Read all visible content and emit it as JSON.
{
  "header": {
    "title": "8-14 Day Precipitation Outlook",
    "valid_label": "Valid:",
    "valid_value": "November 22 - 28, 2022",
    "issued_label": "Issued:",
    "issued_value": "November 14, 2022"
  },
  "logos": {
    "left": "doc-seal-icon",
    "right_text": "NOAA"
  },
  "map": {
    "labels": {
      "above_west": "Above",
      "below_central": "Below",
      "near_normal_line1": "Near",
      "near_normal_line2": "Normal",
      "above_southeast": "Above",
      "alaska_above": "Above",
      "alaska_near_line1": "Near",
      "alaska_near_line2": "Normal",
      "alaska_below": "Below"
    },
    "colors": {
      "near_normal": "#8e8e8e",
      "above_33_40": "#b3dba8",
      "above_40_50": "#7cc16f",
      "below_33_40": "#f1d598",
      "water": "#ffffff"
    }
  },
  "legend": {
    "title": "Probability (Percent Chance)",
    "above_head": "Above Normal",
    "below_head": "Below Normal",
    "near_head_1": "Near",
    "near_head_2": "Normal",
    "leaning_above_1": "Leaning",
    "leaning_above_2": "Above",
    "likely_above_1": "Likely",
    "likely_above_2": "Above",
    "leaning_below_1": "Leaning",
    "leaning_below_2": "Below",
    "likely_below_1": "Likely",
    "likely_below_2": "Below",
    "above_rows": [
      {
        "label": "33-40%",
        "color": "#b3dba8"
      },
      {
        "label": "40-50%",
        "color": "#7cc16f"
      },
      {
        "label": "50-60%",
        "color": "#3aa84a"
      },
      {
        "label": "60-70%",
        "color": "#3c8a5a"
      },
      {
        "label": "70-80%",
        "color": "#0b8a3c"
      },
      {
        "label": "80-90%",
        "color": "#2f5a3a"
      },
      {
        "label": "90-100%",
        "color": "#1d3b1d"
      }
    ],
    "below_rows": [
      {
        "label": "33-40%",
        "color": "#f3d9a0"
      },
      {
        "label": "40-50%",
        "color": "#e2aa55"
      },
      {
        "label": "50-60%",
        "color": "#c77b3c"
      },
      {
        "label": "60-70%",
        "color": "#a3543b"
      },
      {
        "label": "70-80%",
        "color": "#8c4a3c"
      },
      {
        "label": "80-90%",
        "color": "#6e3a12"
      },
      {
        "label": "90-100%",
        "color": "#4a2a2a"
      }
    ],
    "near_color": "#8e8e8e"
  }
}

━━━━━━━━

* _PROBLEM_
Using the data above, output each line exactly.

* _EXPECTED ANSWER_
Read all visible content and emit it as JSON.
{
  "header": {
    "title": "8-14 Day Precipitation Outlook",
    "valid_label": "Valid:",
    "valid_value": "November 22 - 28, 2022",
    "issued_label": "Issued:",
    "issued_value": "November 14, 2022"
  },
  "logos": {
    "left": "doc-seal-icon",
    "right_text": "NOAA"
  },
  "map": {
    "labels": {
      "above_west": "Above",
      "below_central": "Below",
      "near_normal_line1": "Near",
      "near_normal_line2": "Normal",
      "above_southeast": "Above",
      "alaska_above": "Above",
      "alaska_near_line1": "Near",
      "alaska_near_line2": "Normal",
      "alaska_below": "Below"
    },
    "colors": {
      "near_normal": "#8e8e8e",
      "above_33_40": "#b3dba8",
      "above_40_50": "#7cc16f",
      "below_33_40": "#f1d598",
      "water": "#ffffff"
    }
  },
  "legend": {
    "title": "Probability (Percent Chance)",
    "above_head": "Above Normal",
    "below_head": "Below Normal",
    "near_head_1": "Near",
    "near_head_2": "Normal",
    "leaning_above_1": "Leaning",
    "leaning_above_2": "Above",
    "likely_above_1": "Likely",
    "likely_above_2": "Above",
    "leaning_below_1": "Leaning",
    "leaning_below_2": "Below",
    "likely_below_1": "Likely",
    "likely_below_2": "Below",
    "above_rows": [
      {
        "label": "33-40%",
        "color": "#b3dba8"
      },
      {
        "label": "40-50%",
        "color": "#7cc16f"
      },
      {
        "label": "50-60%",
        "color": "#3aa84a"
      },
      {
        "label": "60-70%",
        "color": "#3c8a5a"
      },
      {
        "label": "70-80%",
        "color": "#0b8a3c"
      },
      {
        "label": "80-90%",
        "color": "#2f5a3a"
      },
      {
        "label": "90-100%",
        "color": "#1d3b1d"
      }
    ],
    "below_rows": [
      {
        "label": "33-40%",
        "color": "#f3d9a0"
      },
      {
        "label": "40-50%",
        "color": "#e2aa55"
      },
      {
        "label": "50-60%",
        "color": "#c77b3c"
      },
      {
        "label": "60-70%",
        "color": "#a3543b"
      },
      {
        "label": "70-80%",
        "color": "#8c4a3c"
      },
      {
        "label": "80-90%",
        "color": "#6e3a12"
      },
      {
        "label": "90-100%",
        "color": "#4a2a2a"
      }
    ],
    "near_color": "#8e8e8e"
  }
}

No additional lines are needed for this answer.